→ **STATED PROBLEM**:
Below is a block of records. Copy every line in it that contains the word "pasażera".

→ **RECORD LIST**:
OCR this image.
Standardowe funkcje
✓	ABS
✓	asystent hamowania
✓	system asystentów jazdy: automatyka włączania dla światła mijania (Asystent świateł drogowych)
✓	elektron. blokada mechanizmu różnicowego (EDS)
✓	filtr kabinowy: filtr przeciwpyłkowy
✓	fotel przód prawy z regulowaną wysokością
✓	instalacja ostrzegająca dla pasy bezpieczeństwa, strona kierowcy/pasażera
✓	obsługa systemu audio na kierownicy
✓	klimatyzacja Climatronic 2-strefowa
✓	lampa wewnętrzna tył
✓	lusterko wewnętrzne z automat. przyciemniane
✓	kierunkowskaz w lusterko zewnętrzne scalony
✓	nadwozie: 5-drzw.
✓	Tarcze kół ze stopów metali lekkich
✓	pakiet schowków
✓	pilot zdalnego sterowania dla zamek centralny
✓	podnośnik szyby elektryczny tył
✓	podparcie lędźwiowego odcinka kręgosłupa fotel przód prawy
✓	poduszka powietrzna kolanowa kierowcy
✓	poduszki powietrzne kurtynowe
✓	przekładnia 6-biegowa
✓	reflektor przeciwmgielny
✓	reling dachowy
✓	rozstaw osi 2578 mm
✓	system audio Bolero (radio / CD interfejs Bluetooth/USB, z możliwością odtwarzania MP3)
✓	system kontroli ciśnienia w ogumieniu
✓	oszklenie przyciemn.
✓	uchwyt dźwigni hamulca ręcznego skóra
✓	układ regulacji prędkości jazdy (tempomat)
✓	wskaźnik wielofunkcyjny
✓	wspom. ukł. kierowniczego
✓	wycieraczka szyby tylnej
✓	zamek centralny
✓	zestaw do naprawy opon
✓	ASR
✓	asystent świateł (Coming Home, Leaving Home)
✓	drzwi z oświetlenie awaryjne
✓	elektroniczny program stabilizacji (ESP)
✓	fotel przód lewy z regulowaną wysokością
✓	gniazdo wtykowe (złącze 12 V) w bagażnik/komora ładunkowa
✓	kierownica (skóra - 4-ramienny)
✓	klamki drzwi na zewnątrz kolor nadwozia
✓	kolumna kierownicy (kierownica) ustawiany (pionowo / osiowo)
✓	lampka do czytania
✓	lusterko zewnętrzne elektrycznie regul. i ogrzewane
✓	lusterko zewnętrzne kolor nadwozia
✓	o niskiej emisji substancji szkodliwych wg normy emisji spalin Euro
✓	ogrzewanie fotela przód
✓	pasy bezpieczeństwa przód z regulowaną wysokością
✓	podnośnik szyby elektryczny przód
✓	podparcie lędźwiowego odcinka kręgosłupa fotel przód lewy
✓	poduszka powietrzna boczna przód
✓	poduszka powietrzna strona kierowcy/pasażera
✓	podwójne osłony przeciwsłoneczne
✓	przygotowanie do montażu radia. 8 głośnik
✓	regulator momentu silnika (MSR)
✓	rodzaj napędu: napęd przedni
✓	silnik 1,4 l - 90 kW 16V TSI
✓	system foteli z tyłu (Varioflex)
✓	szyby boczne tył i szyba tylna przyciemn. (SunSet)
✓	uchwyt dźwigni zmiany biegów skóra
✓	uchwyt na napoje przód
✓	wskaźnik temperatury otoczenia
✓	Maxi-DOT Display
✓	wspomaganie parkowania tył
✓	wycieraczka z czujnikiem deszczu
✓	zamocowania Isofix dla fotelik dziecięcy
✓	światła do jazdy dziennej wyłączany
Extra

→ **WORKED ANSWER**:
✓	instalacja ostrzegająca dla pasy bezpieczeństwa, strona kierowcy/pasażera
✓	poduszka powietrzna strona kierowcy/pasażera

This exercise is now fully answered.